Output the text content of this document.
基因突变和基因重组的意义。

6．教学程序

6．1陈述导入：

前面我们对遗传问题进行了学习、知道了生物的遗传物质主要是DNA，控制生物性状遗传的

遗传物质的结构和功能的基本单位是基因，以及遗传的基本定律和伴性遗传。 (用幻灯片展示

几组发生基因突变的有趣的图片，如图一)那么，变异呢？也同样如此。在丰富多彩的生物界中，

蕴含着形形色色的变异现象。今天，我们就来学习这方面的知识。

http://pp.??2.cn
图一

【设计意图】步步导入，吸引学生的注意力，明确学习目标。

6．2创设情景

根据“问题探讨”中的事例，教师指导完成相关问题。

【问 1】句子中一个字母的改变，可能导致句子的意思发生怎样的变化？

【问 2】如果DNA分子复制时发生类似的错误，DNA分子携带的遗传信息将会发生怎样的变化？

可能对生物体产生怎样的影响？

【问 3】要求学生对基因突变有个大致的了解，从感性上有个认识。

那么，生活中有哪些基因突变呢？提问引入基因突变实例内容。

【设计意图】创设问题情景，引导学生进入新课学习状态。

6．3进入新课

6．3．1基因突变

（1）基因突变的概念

__The request__: Reproduce each entry word for word.

__Task solution__:
Output the text content of this document.
基因突变和基因重组的意义。

6．教学程序

6．1陈述导入：

前面我们对遗传问题进行了学习、知道了生物的遗传物质主要是DNA，控制生物性状遗传的

遗传物质的结构和功能的基本单位是基因，以及遗传的基本定律和伴性遗传。 (用幻灯片展示

几组发生基因突变的有趣的图片，如图一)那么，变异呢？也同样如此。在丰富多彩的生物界中，

蕴含着形形色色的变异现象。今天，我们就来学习这方面的知识。

http://pp.??2.cn
图一

【设计意图】步步导入，吸引学生的注意力，明确学习目标。

6．2创设情景

根据“问题探讨”中的事例，教师指导完成相关问题。

【问 1】句子中一个字母的改变，可能导致句子的意思发生怎样的变化？

【问 2】如果DNA分子复制时发生类似的错误，DNA分子携带的遗传信息将会发生怎样的变化？

可能对生物体产生怎样的影响？

【问 3】要求学生对基因突变有个大致的了解，从感性上有个认识。

那么，生活中有哪些基因突变呢？提问引入基因突变实例内容。

【设计意图】创设问题情景，引导学生进入新课学习状态。

6．3进入新课

6．3．1基因突变

（1）基因突变的概念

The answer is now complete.